WHAT TO DO
Each line that holds the word "cycling" counts once; give the total for the records below and nothing else.
(Beginning of SUPPLIED MATERIAL)
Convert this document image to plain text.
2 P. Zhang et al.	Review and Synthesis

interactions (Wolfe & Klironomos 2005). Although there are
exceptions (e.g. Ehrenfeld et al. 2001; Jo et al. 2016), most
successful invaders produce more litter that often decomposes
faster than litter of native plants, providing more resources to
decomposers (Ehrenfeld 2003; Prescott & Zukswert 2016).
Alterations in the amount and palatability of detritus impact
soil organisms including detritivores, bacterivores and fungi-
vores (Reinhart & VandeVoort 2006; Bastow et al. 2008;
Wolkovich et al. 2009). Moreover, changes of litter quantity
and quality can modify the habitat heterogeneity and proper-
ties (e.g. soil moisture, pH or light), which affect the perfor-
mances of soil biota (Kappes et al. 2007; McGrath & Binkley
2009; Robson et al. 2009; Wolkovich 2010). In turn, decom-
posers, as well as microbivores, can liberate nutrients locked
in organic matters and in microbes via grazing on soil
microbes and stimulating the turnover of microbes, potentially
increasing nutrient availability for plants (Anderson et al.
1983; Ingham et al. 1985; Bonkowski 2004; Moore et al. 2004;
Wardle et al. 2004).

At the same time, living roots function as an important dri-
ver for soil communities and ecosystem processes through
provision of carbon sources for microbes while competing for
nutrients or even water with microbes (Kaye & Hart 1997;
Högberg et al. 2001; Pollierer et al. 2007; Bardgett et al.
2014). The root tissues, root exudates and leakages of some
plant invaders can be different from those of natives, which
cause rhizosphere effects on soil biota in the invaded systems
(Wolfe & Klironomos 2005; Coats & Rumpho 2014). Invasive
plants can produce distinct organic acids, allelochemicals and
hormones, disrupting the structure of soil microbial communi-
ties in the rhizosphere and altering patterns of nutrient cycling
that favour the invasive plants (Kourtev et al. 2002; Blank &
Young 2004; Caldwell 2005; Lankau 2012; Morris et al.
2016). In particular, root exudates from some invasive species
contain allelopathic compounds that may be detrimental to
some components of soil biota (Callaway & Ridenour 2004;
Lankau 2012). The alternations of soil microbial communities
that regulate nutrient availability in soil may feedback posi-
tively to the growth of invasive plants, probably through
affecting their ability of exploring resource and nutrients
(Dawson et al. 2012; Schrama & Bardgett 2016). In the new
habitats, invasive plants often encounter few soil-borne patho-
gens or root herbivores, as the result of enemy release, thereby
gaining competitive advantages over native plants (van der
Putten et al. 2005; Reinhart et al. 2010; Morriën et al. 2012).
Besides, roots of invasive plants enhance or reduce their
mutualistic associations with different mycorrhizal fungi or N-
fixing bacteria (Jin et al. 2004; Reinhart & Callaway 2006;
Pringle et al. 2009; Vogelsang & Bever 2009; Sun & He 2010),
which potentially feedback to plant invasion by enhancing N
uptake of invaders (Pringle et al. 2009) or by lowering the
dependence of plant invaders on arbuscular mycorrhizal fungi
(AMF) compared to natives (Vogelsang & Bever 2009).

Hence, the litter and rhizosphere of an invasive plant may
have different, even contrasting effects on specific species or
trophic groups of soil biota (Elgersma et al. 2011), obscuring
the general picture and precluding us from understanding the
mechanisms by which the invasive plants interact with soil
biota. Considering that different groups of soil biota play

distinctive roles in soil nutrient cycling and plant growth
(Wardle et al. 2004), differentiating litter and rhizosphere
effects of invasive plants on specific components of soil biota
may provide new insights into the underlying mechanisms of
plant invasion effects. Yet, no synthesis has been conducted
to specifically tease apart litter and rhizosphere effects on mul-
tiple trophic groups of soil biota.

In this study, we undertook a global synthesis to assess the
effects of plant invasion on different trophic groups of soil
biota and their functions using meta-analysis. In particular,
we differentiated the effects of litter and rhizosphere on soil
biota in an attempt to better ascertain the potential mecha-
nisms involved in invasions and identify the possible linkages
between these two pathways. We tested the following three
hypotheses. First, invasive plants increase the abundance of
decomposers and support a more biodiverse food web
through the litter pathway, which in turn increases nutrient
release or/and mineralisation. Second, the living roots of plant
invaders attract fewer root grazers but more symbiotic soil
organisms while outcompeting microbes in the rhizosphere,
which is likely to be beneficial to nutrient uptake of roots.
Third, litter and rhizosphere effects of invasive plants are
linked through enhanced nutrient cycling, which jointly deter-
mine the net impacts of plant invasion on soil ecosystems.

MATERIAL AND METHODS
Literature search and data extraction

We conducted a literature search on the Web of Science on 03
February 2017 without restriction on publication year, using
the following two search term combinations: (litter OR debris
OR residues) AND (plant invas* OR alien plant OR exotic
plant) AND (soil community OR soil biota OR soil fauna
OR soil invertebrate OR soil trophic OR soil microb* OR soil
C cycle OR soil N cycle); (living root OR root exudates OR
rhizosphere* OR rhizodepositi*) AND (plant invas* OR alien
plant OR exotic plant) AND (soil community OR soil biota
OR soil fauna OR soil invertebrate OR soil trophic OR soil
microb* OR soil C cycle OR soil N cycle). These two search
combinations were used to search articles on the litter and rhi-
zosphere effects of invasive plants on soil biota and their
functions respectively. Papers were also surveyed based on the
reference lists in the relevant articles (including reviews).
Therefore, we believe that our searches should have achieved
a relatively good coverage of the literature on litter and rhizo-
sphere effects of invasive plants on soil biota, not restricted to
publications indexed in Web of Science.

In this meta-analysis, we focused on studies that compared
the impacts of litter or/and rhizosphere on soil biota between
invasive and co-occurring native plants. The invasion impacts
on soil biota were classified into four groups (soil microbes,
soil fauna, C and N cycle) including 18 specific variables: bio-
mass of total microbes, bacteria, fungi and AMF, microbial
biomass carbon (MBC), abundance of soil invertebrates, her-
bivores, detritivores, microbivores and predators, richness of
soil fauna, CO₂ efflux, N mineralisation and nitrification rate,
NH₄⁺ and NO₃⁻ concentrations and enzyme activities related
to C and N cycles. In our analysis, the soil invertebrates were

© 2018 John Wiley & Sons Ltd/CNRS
(End of SUPPLIED MATERIAL)
YOUR SOLUTION
3